**Stored entries:**
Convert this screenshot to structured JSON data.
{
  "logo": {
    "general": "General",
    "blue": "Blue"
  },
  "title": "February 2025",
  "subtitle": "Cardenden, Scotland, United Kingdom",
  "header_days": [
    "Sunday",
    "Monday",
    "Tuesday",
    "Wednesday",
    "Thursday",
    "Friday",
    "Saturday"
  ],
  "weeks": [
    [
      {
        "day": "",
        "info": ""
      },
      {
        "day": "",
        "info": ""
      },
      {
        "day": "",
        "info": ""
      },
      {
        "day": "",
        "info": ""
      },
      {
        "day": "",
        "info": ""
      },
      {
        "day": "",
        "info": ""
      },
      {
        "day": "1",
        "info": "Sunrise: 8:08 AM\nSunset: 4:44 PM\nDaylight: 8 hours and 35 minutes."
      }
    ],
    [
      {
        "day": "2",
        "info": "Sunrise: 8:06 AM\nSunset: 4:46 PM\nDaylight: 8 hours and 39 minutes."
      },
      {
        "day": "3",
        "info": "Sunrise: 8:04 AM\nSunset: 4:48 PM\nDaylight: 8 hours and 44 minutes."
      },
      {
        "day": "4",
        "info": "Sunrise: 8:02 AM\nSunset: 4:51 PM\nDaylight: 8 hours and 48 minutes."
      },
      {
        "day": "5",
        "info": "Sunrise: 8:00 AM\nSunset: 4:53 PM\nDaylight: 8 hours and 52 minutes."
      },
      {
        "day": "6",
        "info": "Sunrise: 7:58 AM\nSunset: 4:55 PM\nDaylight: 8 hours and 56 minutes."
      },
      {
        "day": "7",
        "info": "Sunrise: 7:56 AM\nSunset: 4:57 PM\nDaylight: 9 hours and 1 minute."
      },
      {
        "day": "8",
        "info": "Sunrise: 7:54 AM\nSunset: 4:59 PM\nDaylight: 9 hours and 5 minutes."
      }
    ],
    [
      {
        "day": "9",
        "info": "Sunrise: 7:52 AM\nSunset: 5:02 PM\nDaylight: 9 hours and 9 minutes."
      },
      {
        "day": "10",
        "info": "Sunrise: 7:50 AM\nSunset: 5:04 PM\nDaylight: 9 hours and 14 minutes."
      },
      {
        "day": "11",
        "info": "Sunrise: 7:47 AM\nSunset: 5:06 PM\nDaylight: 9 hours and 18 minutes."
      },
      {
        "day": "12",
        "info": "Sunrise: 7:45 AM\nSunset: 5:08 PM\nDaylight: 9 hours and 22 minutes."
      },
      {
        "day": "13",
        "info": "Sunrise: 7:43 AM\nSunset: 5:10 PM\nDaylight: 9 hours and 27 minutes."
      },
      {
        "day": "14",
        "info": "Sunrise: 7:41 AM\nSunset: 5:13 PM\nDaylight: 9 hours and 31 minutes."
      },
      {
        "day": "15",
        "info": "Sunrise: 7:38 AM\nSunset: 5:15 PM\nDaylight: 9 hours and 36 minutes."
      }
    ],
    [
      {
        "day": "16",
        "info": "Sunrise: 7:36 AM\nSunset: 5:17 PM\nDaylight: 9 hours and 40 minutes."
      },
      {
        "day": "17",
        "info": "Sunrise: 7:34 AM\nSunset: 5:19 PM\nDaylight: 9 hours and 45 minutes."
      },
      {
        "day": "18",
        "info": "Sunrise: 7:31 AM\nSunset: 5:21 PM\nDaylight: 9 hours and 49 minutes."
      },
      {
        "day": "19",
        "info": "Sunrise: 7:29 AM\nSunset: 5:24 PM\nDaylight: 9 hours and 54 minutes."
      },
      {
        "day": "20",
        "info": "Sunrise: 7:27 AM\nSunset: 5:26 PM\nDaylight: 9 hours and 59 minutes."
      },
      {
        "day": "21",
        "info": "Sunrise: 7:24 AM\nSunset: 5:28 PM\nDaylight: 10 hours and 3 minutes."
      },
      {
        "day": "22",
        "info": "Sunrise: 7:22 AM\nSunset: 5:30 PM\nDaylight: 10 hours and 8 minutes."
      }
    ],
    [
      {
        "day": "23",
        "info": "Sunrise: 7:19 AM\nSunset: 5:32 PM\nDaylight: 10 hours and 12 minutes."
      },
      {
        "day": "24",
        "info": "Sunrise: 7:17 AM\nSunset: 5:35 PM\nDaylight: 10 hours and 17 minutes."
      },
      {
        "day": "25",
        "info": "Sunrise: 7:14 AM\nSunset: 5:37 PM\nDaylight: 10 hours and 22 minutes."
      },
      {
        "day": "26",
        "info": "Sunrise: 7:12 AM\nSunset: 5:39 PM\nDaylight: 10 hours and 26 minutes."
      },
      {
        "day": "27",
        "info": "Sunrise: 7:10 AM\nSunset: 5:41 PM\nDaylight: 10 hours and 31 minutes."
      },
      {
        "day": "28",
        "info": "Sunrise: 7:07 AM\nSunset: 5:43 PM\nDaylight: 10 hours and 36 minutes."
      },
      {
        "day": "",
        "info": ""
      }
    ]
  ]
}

**REQUIREMENT:** All of the data needs to be printed once more, exactly.

**RIGHT ANSWER:**
Convert this screenshot to structured JSON data.
{
  "logo": {
    "general": "General",
    "blue": "Blue"
  },
  "title": "February 2025",
  "subtitle": "Cardenden, Scotland, United Kingdom",
  "header_days": [
    "Sunday",
    "Monday",
    "Tuesday",
    "Wednesday",
    "Thursday",
    "Friday",
    "Saturday"
  ],
  "weeks": [
    [
      {
        "day": "",
        "info": ""
      },
      {
        "day": "",
        "info": ""
      },
      {
        "day": "",
        "info": ""
      },
      {
        "day": "",
        "info": ""
      },
      {
        "day": "",
        "info": ""
      },
      {
        "day": "",
        "info": ""
      },
      {
        "day": "1",
        "info": "Sunrise: 8:08 AM\nSunset: 4:44 PM\nDaylight: 8 hours and 35 minutes."
      }
    ],
    [
      {
        "day": "2",
        "info": "Sunrise: 8:06 AM\nSunset: 4:46 PM\nDaylight: 8 hours and 39 minutes."
      },
      {
        "day": "3",
        "info": "Sunrise: 8:04 AM\nSunset: 4:48 PM\nDaylight: 8 hours and 44 minutes."
      },
      {
        "day": "4",
        "info": "Sunrise: 8:02 AM\nSunset: 4:51 PM\nDaylight: 8 hours and 48 minutes."
      },
      {
        "day": "5",
        "info": "Sunrise: 8:00 AM\nSunset: 4:53 PM\nDaylight: 8 hours and 52 minutes."
      },
      {
        "day": "6",
        "info": "Sunrise: 7:58 AM\nSunset: 4:55 PM\nDaylight: 8 hours and 56 minutes."
      },
      {
        "day": "7",
        "info": "Sunrise: 7:56 AM\nSunset: 4:57 PM\nDaylight: 9 hours and 1 minute."
      },
      {
        "day": "8",
        "info": "Sunrise: 7:54 AM\nSunset: 4:59 PM\nDaylight: 9 hours and 5 minutes."
      }
    ],
    [
      {
        "day": "9",
        "info": "Sunrise: 7:52 AM\nSunset: 5:02 PM\nDaylight: 9 hours and 9 minutes."
      },
      {
        "day": "10",
        "info": "Sunrise: 7:50 AM\nSunset: 5:04 PM\nDaylight: 9 hours and 14 minutes."
      },
      {
        "day": "11",
        "info": "Sunrise: 7:47 AM\nSunset: 5:06 PM\nDaylight: 9 hours and 18 minutes."
      },
      {
        "day": "12",
        "info": "Sunrise: 7:45 AM\nSunset: 5:08 PM\nDaylight: 9 hours and 22 minutes."
      },
      {
        "day": "13",
        "info": "Sunrise: 7:43 AM\nSunset: 5:10 PM\nDaylight: 9 hours and 27 minutes."
      },
      {
        "day": "14",
        "info": "Sunrise: 7:41 AM\nSunset: 5:13 PM\nDaylight: 9 hours and 31 minutes."
      },
      {
        "day": "15",
        "info": "Sunrise: 7:38 AM\nSunset: 5:15 PM\nDaylight: 9 hours and 36 minutes."
      }
    ],
    [
      {
        "day": "16",
        "info": "Sunrise: 7:36 AM\nSunset: 5:17 PM\nDaylight: 9 hours and 40 minutes."
      },
      {
        "day": "17",
        "info": "Sunrise: 7:34 AM\nSunset: 5:19 PM\nDaylight: 9 hours and 45 minutes."
      },
      {
        "day": "18",
        "info": "Sunrise: 7:31 AM\nSunset: 5:21 PM\nDaylight: 9 hours and 49 minutes."
      },
      {
        "day": "19",
        "info": "Sunrise: 7:29 AM\nSunset: 5:24 PM\nDaylight: 9 hours and 54 minutes."
      },
      {
        "day": "20",
        "info": "Sunrise: 7:27 AM\nSunset: 5:26 PM\nDaylight: 9 hours and 59 minutes."
      },
      {
        "day": "21",
        "info": "Sunrise: 7:24 AM\nSunset: 5:28 PM\nDaylight: 10 hours and 3 minutes."
      },
      {
        "day": "22",
        "info": "Sunrise: 7:22 AM\nSunset: 5:30 PM\nDaylight: 10 hours and 8 minutes."
      }
    ],
    [
      {
        "day": "23",
        "info": "Sunrise: 7:19 AM\nSunset: 5:32 PM\nDaylight: 10 hours and 12 minutes."
      },
      {
        "day": "24",
        "info": "Sunrise: 7:17 AM\nSunset: 5:35 PM\nDaylight: 10 hours and 17 minutes."
      },
      {
        "day": "25",
        "info": "Sunrise: 7:14 AM\nSunset: 5:37 PM\nDaylight: 10 hours and 22 minutes."
      },
      {
        "day": "26",
        "info": "Sunrise: 7:12 AM\nSunset: 5:39 PM\nDaylight: 10 hours and 26 minutes."
      },
      {
        "day": "27",
        "info": "Sunrise: 7:10 AM\nSunset: 5:41 PM\nDaylight: 10 hours and 31 minutes."
      },
      {
        "day": "28",
        "info": "Sunrise: 7:07 AM\nSunset: 5:43 PM\nDaylight: 10 hours and 36 minutes."
      },
      {
        "day": "",
        "info": ""
      }
    ]
  ]
}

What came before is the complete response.